● Problem description
Draw out every line with the word "Inside" from the listing below.
┏━━
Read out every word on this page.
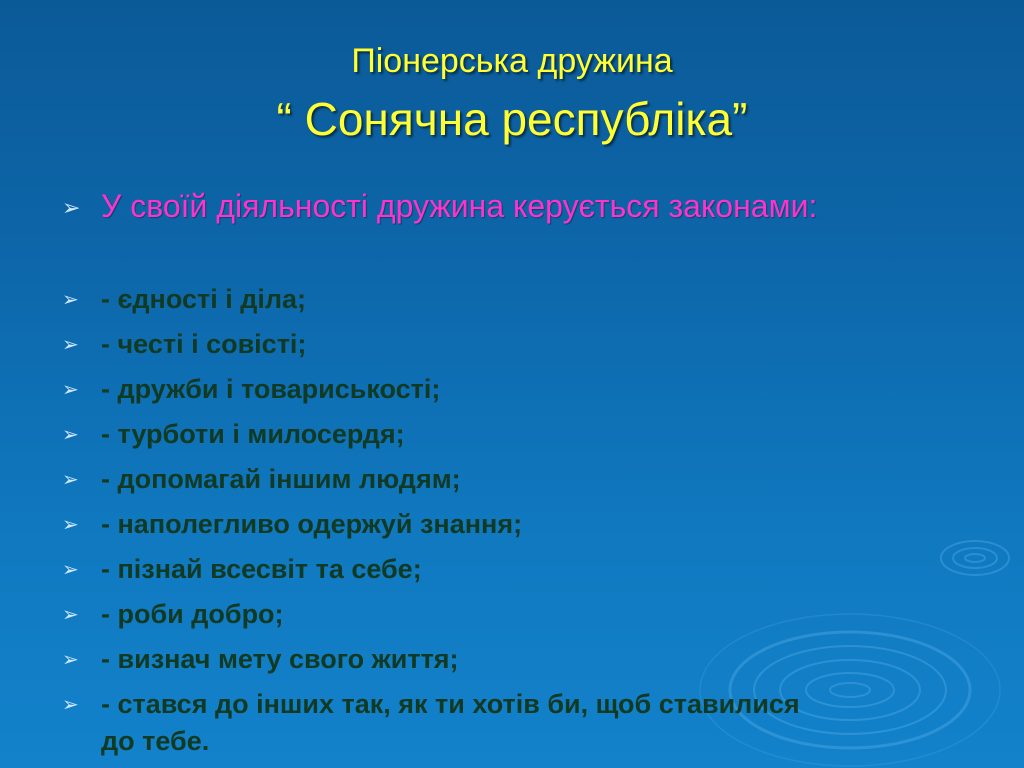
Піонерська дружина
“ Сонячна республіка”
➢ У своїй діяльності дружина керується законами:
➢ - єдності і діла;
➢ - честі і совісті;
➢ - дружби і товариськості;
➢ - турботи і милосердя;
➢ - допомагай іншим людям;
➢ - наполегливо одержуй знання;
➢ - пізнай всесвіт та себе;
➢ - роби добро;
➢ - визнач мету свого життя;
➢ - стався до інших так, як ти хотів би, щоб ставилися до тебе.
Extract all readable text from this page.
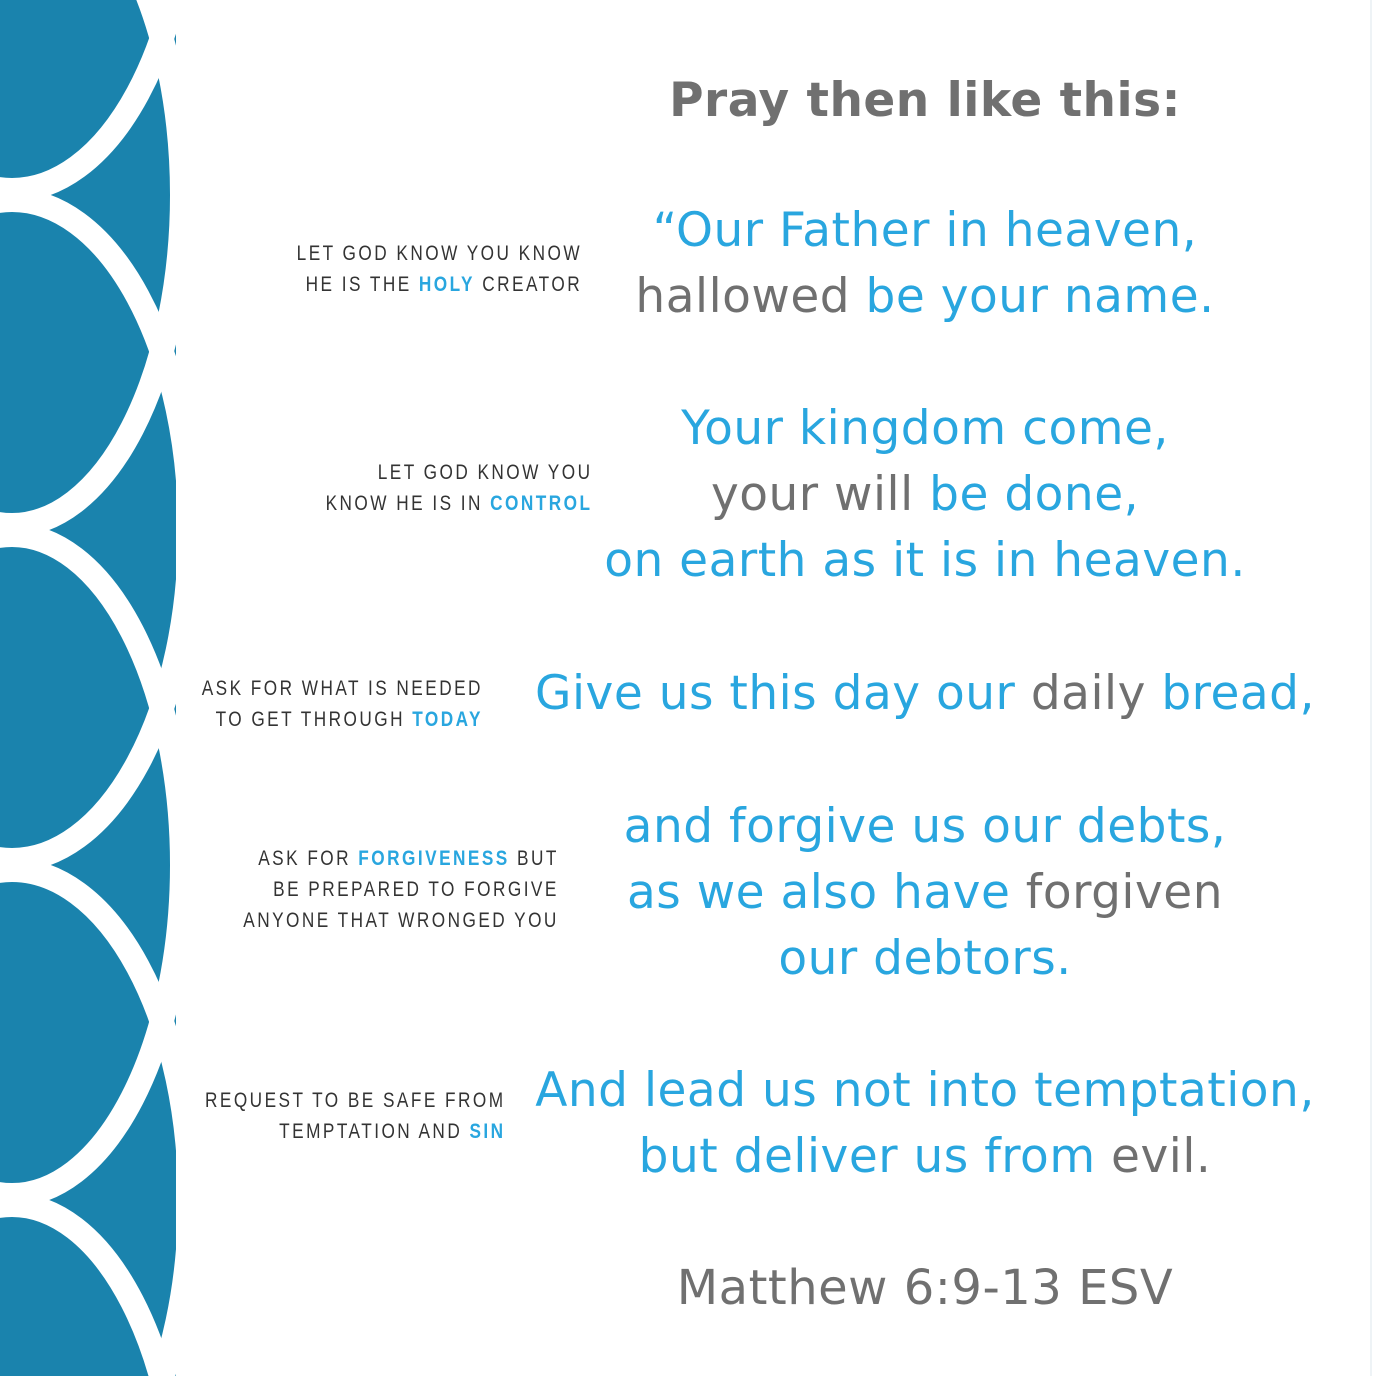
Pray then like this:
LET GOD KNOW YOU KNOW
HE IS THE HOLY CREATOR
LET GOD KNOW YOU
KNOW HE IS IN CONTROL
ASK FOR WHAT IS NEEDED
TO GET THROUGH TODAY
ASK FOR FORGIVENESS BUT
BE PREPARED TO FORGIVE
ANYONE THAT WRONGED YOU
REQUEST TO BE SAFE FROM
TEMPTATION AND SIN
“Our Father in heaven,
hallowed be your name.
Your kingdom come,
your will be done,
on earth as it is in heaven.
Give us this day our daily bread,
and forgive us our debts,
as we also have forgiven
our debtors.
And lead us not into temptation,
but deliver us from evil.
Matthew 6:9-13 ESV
┗━━
┏━━
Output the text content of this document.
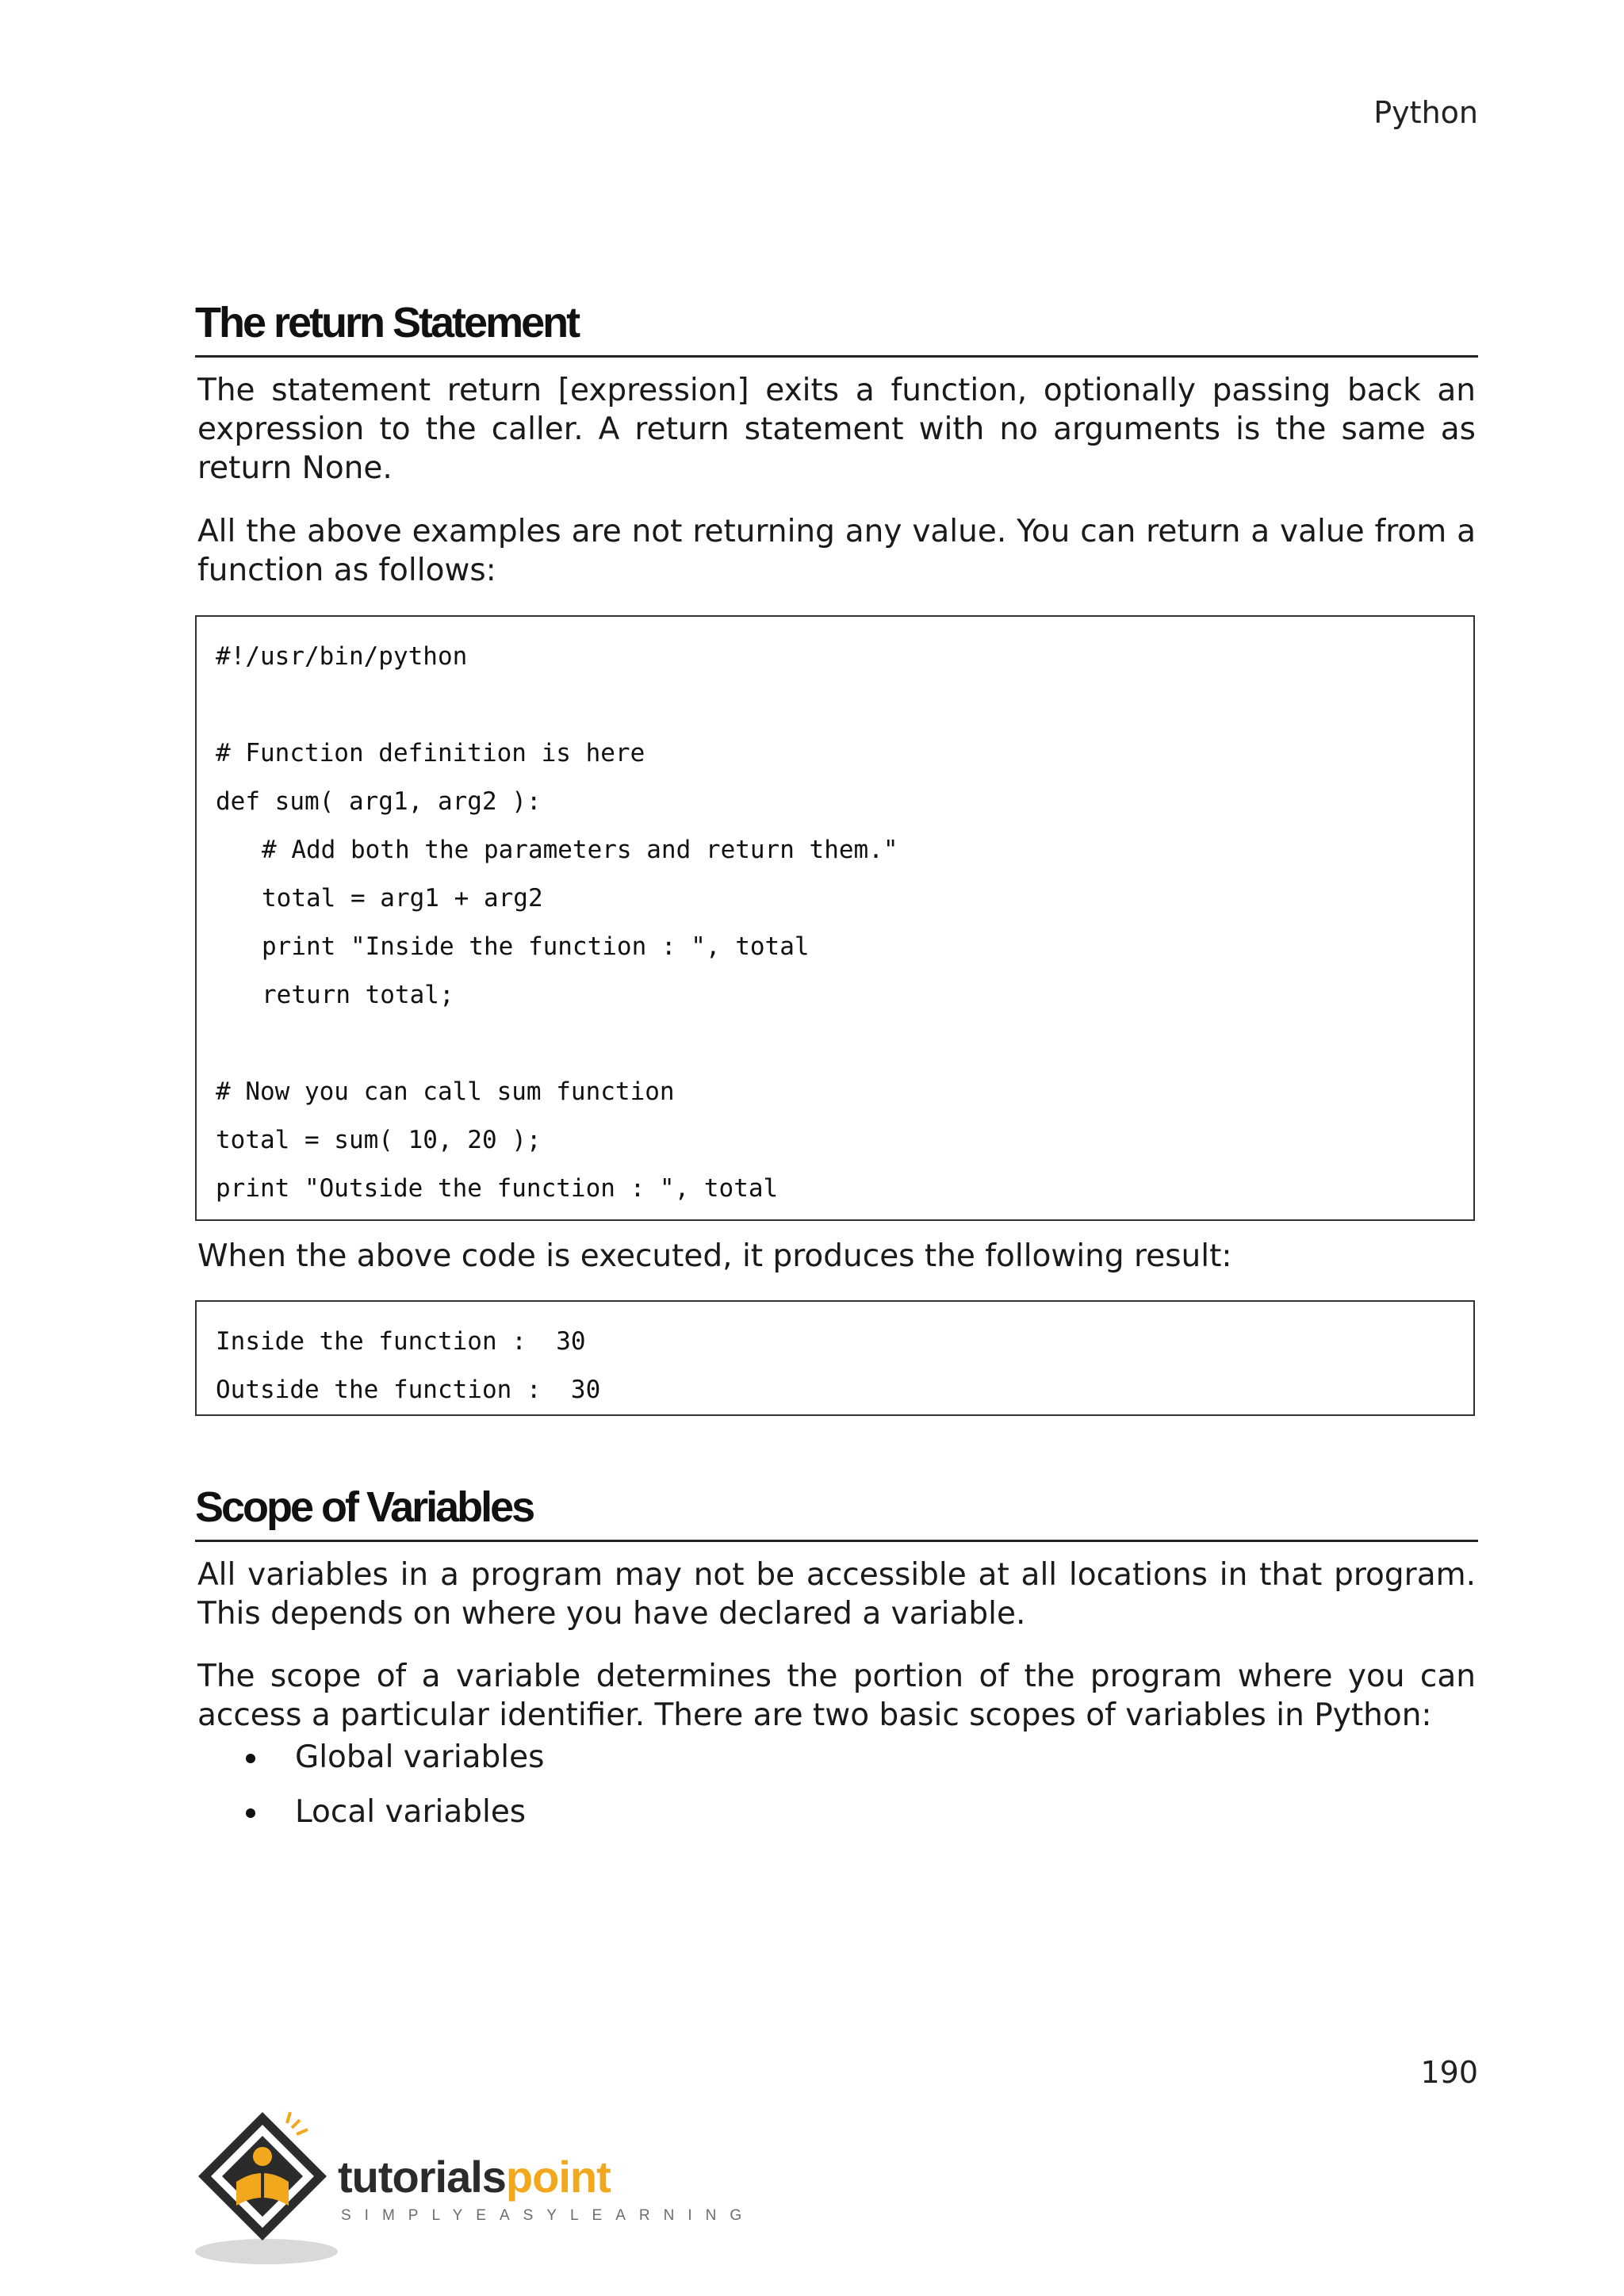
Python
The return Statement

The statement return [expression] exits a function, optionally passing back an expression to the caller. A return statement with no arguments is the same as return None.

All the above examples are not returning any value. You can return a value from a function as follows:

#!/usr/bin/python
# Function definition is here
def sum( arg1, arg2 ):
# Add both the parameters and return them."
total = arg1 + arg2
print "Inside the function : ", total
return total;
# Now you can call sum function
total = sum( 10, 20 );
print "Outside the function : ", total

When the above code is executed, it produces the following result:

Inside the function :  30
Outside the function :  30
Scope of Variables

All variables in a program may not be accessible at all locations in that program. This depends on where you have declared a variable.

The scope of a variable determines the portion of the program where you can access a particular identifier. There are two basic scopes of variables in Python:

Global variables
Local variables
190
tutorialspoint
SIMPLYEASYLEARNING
┗━━
┏━━
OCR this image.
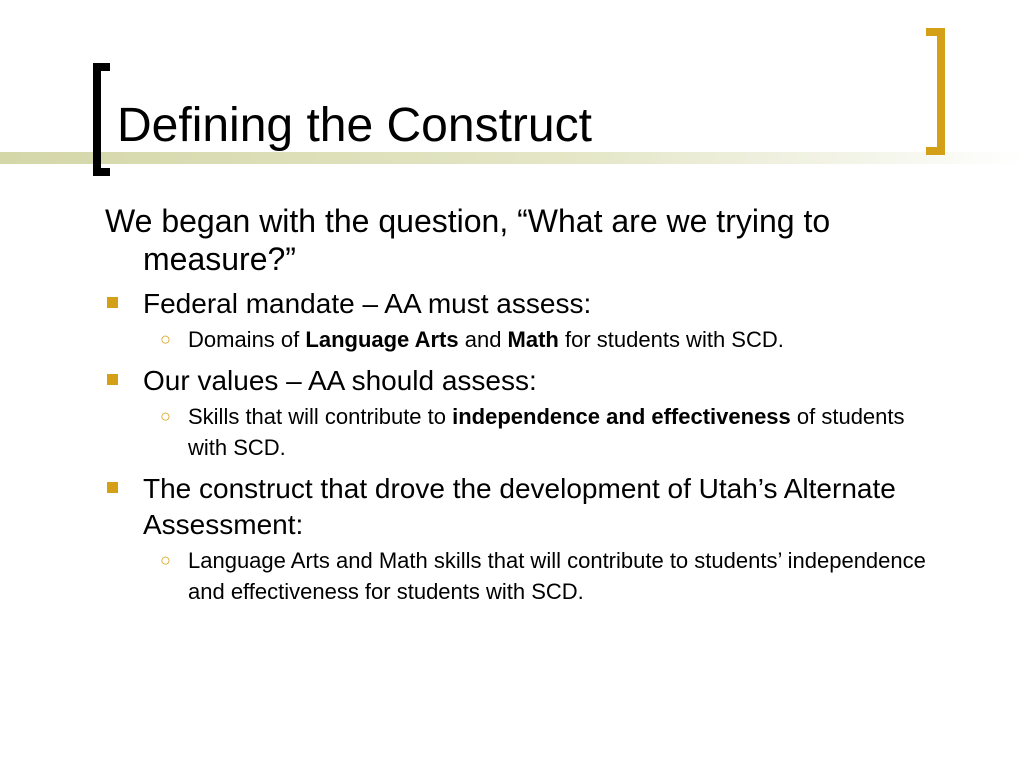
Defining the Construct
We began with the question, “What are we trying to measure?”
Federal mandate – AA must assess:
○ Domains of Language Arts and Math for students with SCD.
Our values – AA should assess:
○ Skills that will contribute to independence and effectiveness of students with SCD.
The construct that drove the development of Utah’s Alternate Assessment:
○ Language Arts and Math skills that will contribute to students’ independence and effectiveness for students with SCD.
┗━━
● Answer to this exercise
print "Inside the function : ", total
Inside the function :  30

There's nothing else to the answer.